*Exercise details:* Copy the entries below word for word, from the first entry through the line containing "band-name-label: UMTS xyxy=(555,617,567,648)", including both of those lines.
■ ■ ■ ■
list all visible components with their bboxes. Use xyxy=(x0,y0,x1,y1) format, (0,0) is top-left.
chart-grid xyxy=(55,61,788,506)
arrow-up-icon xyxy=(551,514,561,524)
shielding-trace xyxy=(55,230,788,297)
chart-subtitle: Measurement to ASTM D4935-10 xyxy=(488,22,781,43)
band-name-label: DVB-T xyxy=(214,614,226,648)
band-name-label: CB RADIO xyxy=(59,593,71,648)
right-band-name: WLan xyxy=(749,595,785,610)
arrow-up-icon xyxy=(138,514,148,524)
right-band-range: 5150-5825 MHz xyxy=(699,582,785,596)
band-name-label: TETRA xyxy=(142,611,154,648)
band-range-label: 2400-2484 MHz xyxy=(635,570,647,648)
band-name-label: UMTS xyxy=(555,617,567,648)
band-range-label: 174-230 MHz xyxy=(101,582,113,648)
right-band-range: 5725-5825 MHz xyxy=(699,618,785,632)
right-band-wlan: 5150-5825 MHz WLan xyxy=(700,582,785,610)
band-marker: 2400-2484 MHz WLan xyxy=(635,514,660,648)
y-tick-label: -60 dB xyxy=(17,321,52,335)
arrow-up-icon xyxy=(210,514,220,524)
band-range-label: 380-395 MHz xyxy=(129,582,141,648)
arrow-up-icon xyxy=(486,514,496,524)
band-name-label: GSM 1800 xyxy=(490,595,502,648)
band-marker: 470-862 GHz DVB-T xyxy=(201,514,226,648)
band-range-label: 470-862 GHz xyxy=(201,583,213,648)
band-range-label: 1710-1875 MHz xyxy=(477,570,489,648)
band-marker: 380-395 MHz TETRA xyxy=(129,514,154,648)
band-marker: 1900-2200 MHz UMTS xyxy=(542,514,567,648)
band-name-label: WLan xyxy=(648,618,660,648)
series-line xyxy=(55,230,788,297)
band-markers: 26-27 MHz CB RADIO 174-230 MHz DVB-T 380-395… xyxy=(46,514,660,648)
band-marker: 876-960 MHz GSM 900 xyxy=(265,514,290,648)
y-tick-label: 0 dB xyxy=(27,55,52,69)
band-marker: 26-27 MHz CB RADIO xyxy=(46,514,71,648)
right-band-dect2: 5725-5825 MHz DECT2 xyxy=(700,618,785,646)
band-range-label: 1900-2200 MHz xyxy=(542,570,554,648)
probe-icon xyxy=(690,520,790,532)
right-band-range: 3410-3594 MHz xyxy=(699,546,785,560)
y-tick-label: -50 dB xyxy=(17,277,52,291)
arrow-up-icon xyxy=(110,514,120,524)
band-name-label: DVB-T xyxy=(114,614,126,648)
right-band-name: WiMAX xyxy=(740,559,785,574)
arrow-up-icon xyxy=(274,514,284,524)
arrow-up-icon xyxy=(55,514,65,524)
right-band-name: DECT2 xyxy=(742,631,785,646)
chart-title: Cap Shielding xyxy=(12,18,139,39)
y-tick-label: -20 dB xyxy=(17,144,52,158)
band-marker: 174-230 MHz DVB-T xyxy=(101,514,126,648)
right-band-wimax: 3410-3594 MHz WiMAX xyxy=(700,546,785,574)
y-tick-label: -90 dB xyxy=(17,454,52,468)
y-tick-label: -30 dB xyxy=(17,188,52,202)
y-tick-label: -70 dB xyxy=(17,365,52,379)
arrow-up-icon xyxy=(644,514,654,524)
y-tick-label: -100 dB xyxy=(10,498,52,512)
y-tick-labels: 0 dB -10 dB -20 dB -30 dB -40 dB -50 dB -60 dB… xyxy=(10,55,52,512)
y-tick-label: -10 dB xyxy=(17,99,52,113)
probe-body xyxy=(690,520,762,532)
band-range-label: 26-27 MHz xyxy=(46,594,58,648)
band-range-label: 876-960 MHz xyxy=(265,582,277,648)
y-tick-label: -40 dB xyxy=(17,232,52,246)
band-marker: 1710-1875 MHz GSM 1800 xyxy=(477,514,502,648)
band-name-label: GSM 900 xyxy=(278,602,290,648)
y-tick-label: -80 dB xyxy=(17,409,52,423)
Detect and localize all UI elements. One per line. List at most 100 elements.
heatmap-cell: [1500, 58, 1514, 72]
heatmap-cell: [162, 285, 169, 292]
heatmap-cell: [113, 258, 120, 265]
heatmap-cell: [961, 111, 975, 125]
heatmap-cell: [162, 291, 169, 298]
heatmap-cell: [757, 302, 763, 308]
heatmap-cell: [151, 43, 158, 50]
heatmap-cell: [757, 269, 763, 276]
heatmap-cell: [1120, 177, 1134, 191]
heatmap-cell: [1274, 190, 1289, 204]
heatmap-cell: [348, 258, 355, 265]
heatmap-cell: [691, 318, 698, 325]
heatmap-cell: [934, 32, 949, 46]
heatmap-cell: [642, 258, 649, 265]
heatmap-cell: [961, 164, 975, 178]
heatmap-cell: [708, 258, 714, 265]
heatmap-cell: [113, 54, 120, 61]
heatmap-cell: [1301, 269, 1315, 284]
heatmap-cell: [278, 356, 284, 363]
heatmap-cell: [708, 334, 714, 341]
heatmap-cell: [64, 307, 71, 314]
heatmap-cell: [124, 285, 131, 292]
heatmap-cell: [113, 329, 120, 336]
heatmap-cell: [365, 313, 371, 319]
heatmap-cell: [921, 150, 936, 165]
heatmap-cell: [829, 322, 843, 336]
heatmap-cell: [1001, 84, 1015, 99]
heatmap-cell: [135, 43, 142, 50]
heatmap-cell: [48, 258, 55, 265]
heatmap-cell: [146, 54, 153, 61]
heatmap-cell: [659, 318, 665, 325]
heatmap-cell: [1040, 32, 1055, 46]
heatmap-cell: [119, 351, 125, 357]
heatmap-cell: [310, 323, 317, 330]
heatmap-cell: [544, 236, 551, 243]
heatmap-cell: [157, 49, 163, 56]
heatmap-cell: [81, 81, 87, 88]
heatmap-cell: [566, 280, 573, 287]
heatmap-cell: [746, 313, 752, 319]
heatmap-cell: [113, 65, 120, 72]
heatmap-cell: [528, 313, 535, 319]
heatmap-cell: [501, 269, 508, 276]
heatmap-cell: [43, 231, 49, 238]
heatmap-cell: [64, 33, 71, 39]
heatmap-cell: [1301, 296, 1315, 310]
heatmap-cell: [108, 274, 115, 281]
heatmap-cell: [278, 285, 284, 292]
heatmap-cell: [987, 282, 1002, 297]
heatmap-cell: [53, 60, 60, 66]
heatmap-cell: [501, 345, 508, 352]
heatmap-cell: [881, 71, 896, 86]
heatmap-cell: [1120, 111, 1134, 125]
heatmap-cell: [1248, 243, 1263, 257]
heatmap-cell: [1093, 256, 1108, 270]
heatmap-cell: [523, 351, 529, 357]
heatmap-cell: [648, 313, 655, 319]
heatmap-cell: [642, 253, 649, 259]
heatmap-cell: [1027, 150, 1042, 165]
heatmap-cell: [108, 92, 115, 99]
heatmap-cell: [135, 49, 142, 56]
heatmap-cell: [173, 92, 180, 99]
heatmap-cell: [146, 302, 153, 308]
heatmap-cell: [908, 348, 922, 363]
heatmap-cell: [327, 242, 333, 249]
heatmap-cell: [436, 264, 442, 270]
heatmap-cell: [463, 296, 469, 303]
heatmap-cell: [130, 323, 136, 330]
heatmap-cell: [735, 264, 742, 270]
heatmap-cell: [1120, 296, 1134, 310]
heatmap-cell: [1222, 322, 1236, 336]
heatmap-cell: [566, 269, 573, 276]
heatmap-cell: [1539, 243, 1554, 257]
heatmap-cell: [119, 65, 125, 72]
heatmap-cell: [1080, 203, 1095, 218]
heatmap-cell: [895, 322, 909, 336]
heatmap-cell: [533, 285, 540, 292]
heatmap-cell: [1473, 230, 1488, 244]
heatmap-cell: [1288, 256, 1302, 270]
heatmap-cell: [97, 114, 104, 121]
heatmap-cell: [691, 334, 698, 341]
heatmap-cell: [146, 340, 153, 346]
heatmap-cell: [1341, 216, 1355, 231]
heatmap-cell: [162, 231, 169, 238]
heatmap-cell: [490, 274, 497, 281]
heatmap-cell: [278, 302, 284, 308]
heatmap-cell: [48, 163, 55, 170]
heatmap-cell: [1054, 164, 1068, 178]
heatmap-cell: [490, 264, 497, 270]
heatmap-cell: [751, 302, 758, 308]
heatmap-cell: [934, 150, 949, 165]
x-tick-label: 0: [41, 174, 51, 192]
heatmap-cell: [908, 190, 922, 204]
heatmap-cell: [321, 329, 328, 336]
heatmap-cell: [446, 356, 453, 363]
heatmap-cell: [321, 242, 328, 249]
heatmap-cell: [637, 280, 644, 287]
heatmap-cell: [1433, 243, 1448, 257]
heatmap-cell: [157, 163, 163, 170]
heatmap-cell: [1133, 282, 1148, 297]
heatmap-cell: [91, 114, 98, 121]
■ ■ ■ ■
*Written solution:*
list all visible components with their bboxes. Use xyxy=(x0,y0,x1,y1) format, (0,0) is top-left.
chart-grid xyxy=(55,61,788,506)
arrow-up-icon xyxy=(551,514,561,524)
shielding-trace xyxy=(55,230,788,297)
chart-subtitle: Measurement to ASTM D4935-10 xyxy=(488,22,781,43)
band-name-label: DVB-T xyxy=(214,614,226,648)
band-name-label: CB RADIO xyxy=(59,593,71,648)
right-band-name: WLan xyxy=(749,595,785,610)
arrow-up-icon xyxy=(138,514,148,524)
right-band-range: 5150-5825 MHz xyxy=(699,582,785,596)
band-name-label: TETRA xyxy=(142,611,154,648)
band-range-label: 2400-2484 MHz xyxy=(635,570,647,648)
band-name-label: UMTS xyxy=(555,617,567,648)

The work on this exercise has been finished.